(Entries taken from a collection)
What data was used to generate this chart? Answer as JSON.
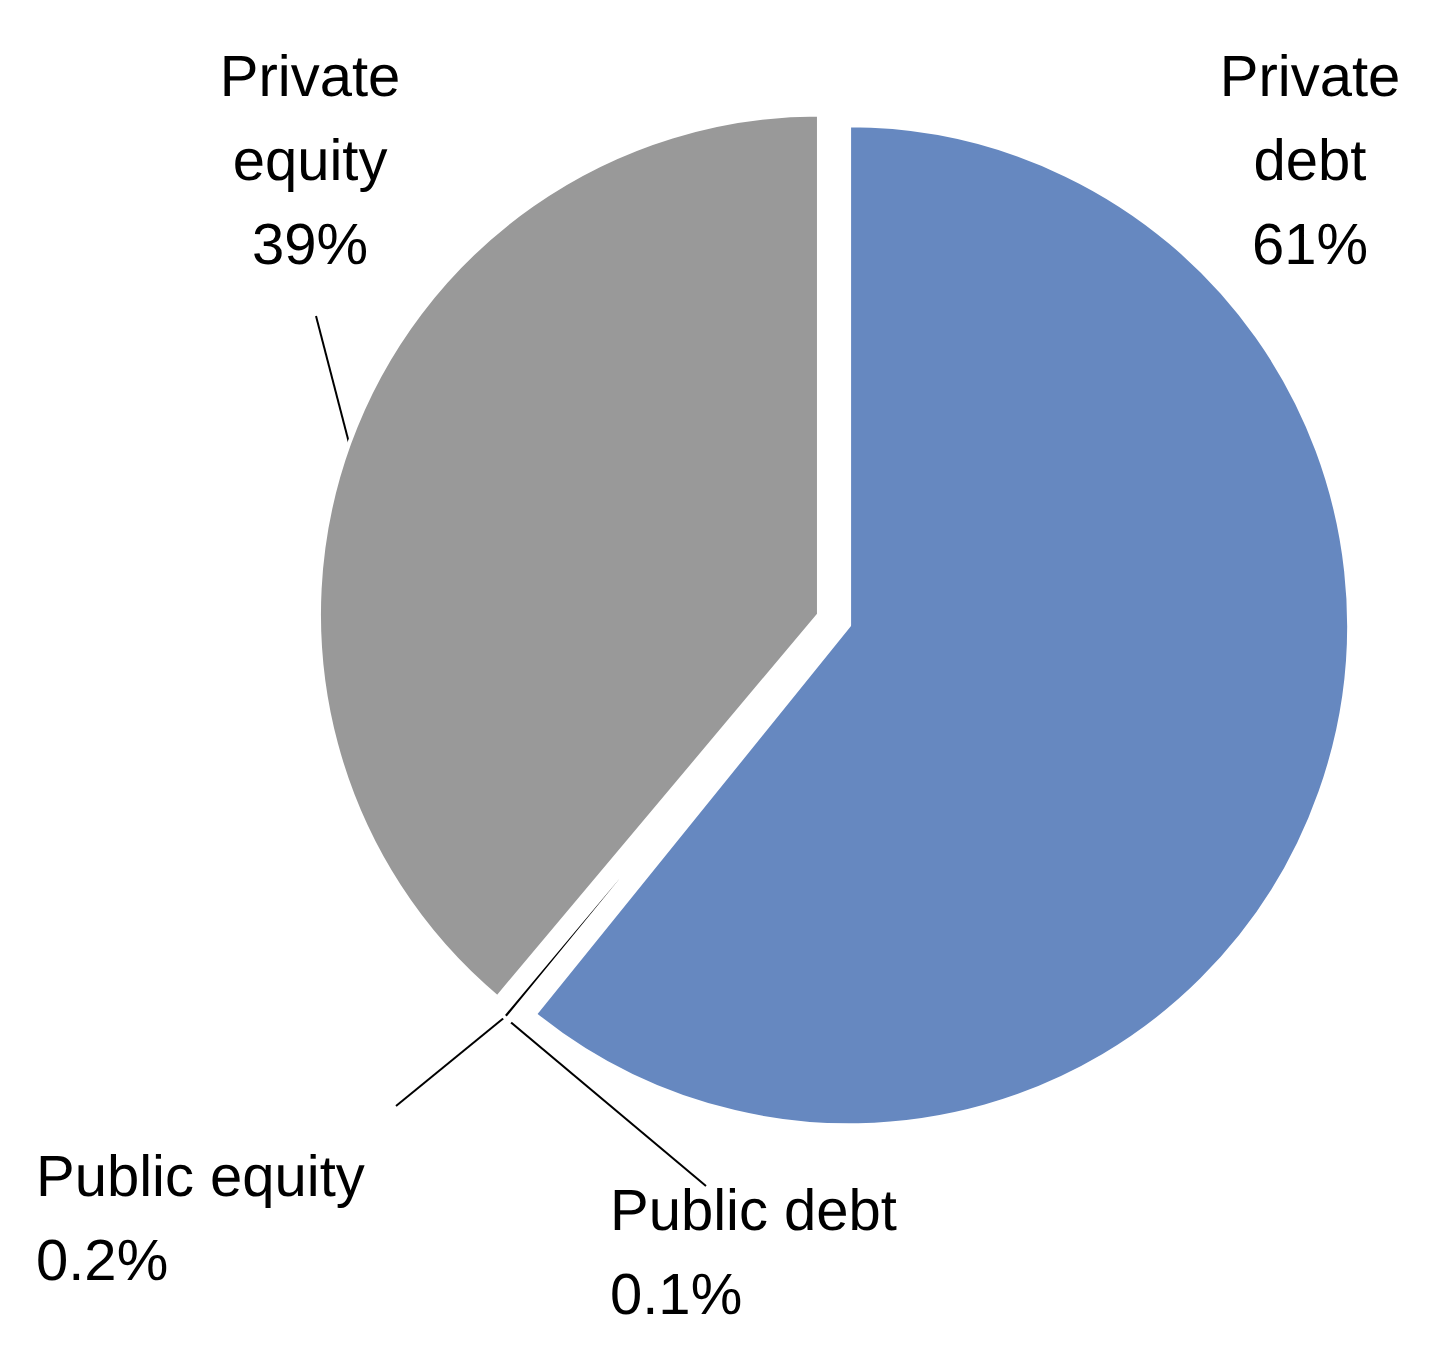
{
  "chart_data": {
    "type": "pie",
    "categories": [
      "Private debt",
      "Public debt",
      "Public equity",
      "Private equity"
    ],
    "values": [
      61,
      0.1,
      0.2,
      39
    ],
    "colors": [
      "#6688c0",
      "#000000",
      "#000000",
      "#999999"
    ],
    "value_labels": [
      "61%",
      "0.1%",
      "0.2%",
      "39%"
    ],
    "legend": false
  }
}
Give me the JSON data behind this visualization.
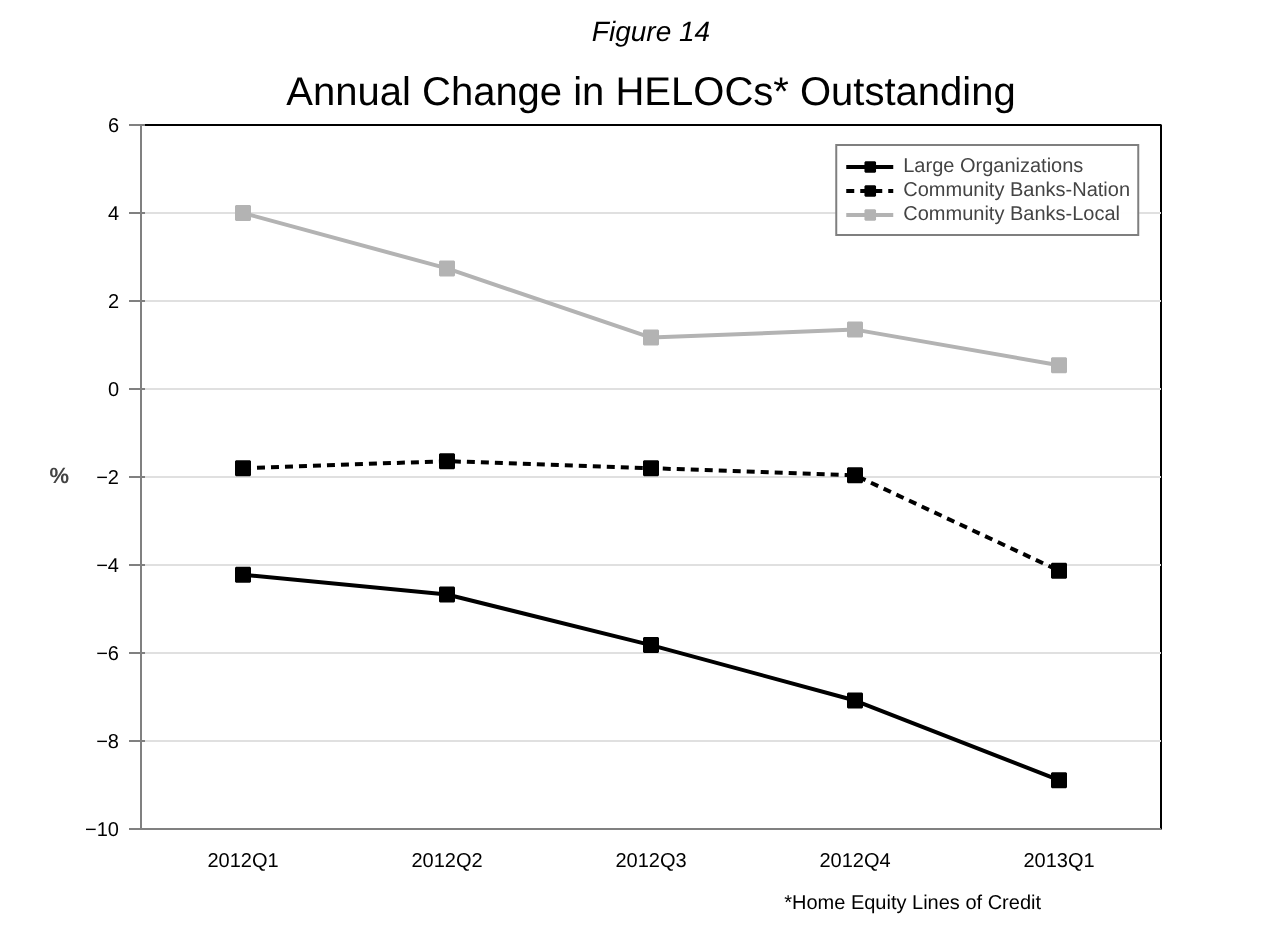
{
  "chart_data": {
    "type": "line",
    "title": "Figure 14",
    "subtitle": "Annual Change in HELOCs* Outstanding",
    "ylabel": "%",
    "categories": [
      "2012Q1",
      "2012Q2",
      "2012Q3",
      "2012Q4",
      "2013Q1"
    ],
    "series": [
      {
        "name": "Large Organizations",
        "color": "#000000",
        "line_style": "solid",
        "values": [
          -4.22,
          -4.67,
          -5.82,
          -7.08,
          -8.89
        ]
      },
      {
        "name": "Community Banks-Nation",
        "color": "#000000",
        "line_style": "dashed",
        "values": [
          -1.8,
          -1.64,
          -1.8,
          -1.96,
          -4.13
        ]
      },
      {
        "name": "Community Banks-Local",
        "color": "#b3b3b3",
        "line_style": "solid",
        "values": [
          4.0,
          2.74,
          1.17,
          1.35,
          0.54
        ]
      }
    ],
    "ylim": [
      -10,
      6
    ],
    "yticks": [
      -10,
      -8,
      -6,
      -4,
      -2,
      0,
      2,
      4,
      6
    ],
    "grid": "y",
    "legend": "top right",
    "marker": "square",
    "annotations": [
      "*Home Equity Lines of Credit"
    ]
  }
}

Task details ::
Return all of the data exactly as written, and drop the pictures.

Problem solution ::
What data was used to generate this chart? Answer as JSON.
{
  "chart_data": {
    "type": "pie",
    "categories": [
      "Private debt",
      "Public debt",
      "Public equity",
      "Private equity"
    ],
    "values": [
      61,
      0.1,
      0.2,
      39
    ],
    "colors": [
      "#6688c0",
      "#000000",
      "#000000",
      "#999999"
    ],
    "value_labels": [
      "61%",
      "0.1%",
      "0.2%",
      "39%"
    ],
    "legend": false
  }
}
Give me the JSON data behind this visualization.
{
  "chart_data": {
    "type": "line",
    "title": "Figure 14",
    "subtitle": "Annual Change in HELOCs* Outstanding",
    "ylabel": "%",
    "categories": [
      "2012Q1",
      "2012Q2",
      "2012Q3",
      "2012Q4",
      "2013Q1"
    ],
    "series": [
      {
        "name": "Large Organizations",
        "color": "#000000",
        "line_style": "solid",
        "values": [
          -4.22,
          -4.67,
          -5.82,
          -7.08,
          -8.89
        ]
      },
      {
        "name": "Community Banks-Nation",
        "color": "#000000",
        "line_style": "dashed",
        "values": [
          -1.8,
          -1.64,
          -1.8,
          -1.96,
          -4.13
        ]
      },
      {
        "name": "Community Banks-Local",
        "color": "#b3b3b3",
        "line_style": "solid",
        "values": [
          4.0,
          2.74,
          1.17,
          1.35,
          0.54
        ]
      }
    ],
    "ylim": [
      -10,
      6
    ],
    "yticks": [
      -10,
      -8,
      -6,
      -4,
      -2,
      0,
      2,
      4,
      6
    ],
    "grid": "y",
    "legend": "top right",
    "marker": "square",
    "annotations": [
      "*Home Equity Lines of Credit"
    ]
  }
}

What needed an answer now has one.